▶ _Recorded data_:

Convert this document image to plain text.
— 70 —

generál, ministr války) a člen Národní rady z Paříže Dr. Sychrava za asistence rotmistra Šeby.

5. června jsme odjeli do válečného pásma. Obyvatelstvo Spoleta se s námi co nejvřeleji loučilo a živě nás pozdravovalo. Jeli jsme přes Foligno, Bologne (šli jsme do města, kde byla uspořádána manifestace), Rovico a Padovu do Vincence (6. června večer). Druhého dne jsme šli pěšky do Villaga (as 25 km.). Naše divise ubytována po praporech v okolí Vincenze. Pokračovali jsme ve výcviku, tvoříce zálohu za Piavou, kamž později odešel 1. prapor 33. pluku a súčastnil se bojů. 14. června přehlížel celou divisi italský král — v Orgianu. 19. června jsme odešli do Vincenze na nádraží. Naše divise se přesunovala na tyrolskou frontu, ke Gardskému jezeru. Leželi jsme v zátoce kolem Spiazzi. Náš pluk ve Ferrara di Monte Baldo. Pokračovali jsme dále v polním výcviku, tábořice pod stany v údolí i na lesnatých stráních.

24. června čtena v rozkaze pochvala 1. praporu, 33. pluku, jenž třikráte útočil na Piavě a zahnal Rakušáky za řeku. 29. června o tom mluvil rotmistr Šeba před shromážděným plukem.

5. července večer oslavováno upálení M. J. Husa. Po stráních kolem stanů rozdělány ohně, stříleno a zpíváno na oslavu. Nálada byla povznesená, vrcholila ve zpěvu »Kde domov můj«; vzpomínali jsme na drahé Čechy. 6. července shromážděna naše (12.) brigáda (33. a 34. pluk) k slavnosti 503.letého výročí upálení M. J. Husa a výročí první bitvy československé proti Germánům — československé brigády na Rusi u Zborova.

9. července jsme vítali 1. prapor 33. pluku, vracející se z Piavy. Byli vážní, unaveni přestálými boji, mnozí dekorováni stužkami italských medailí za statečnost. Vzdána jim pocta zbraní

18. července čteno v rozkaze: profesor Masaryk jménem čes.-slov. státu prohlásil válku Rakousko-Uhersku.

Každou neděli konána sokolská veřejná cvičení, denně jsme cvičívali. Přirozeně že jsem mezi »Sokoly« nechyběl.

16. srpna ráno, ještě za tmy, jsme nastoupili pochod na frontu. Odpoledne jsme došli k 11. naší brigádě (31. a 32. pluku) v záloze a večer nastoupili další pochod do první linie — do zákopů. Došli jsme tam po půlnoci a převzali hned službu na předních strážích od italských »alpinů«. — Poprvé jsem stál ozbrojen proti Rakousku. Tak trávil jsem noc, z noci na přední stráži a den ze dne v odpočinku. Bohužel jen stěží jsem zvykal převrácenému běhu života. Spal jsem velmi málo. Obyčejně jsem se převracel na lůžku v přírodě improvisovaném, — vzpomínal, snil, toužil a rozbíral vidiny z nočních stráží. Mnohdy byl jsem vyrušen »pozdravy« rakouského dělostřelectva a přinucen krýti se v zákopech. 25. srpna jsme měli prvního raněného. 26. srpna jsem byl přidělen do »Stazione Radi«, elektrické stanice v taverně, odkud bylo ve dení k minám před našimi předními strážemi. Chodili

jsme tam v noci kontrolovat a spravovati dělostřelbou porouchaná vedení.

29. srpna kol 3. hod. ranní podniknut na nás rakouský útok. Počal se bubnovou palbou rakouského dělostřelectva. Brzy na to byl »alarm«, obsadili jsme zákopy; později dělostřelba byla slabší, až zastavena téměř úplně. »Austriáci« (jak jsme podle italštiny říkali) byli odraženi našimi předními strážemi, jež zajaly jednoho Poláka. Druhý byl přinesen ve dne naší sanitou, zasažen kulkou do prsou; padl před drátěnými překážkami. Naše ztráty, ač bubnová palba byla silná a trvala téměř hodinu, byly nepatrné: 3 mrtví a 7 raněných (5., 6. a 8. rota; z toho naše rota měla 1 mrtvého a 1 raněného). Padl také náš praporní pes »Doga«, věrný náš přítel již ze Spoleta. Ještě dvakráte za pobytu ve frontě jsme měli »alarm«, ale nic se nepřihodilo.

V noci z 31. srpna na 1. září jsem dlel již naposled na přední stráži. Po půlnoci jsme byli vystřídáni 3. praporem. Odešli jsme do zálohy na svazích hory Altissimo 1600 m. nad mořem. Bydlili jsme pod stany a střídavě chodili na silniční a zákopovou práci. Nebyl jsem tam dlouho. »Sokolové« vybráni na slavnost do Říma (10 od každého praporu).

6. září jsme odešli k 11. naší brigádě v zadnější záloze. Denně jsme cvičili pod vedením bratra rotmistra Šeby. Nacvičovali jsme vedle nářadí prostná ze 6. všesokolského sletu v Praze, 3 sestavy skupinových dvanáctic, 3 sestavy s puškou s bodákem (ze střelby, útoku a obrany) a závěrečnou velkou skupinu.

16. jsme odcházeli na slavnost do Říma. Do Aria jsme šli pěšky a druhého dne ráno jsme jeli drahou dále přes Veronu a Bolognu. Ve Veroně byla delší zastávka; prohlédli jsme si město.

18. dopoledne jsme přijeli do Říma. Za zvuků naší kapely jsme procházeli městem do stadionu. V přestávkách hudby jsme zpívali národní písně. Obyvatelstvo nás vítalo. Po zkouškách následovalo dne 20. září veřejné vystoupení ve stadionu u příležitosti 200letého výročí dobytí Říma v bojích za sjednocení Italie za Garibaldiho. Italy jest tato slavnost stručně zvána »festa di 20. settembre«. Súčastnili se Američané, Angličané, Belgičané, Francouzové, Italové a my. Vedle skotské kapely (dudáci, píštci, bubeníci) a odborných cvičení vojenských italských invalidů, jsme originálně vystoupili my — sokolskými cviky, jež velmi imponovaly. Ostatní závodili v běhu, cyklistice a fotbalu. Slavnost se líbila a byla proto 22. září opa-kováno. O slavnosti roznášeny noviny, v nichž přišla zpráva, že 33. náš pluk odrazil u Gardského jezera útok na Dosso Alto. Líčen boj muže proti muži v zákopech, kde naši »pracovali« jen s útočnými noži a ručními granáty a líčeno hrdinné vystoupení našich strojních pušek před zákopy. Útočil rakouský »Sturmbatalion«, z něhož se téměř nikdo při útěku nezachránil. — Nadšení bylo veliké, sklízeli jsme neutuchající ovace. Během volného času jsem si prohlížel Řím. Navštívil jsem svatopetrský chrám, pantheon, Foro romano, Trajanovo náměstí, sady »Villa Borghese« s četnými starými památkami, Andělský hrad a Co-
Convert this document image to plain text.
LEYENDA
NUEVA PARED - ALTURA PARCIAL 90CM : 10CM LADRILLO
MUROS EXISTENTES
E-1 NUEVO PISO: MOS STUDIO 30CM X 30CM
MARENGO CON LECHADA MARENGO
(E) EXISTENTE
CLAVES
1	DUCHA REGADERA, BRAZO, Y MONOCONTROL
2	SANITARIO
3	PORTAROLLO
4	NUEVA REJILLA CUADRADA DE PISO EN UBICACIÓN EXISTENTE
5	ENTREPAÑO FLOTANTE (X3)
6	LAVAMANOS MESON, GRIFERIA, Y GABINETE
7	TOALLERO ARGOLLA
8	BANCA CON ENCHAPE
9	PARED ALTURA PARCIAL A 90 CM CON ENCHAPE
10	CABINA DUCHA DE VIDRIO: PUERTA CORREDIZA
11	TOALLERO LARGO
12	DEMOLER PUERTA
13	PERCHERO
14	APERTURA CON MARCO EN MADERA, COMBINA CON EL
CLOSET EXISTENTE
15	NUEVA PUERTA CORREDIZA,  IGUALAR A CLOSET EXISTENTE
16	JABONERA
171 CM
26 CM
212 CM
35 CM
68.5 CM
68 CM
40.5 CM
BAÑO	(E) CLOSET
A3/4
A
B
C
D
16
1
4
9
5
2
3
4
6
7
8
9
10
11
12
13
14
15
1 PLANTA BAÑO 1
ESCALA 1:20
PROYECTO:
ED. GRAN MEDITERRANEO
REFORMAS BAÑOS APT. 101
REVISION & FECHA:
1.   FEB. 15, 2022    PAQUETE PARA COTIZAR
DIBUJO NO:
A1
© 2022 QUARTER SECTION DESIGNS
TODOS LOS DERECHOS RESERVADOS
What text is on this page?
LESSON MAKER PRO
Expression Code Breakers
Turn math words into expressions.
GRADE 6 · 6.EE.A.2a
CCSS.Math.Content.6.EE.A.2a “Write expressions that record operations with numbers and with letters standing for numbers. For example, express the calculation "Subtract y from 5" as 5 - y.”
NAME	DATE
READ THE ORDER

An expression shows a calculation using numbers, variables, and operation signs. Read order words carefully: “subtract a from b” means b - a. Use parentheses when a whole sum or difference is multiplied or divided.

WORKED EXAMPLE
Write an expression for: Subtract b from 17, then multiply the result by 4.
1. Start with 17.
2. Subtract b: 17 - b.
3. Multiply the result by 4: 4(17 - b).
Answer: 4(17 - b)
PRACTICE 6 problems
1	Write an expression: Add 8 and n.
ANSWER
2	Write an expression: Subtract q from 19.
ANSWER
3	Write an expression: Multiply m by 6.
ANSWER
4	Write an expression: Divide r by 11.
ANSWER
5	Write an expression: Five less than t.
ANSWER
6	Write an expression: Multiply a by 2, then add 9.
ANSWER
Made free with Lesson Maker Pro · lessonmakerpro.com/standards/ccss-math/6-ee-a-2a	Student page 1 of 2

▶ _EXERCISE_:
Show every line of the listing in which the string "calculation" can be found.

▶ _RESULT_:
CCSS.Math.Content.6.EE.A.2a “Write expressions that record operations with numbers and with letters standing for numbers. For example, express the calculation "Subtract y from 5" as 5 - y.”
An expression shows a calculation using numbers, variables, and operation signs. Read order words carefully: “subtract a from b” means b - a. Use parentheses when a whole sum or difference is multiplied or divided.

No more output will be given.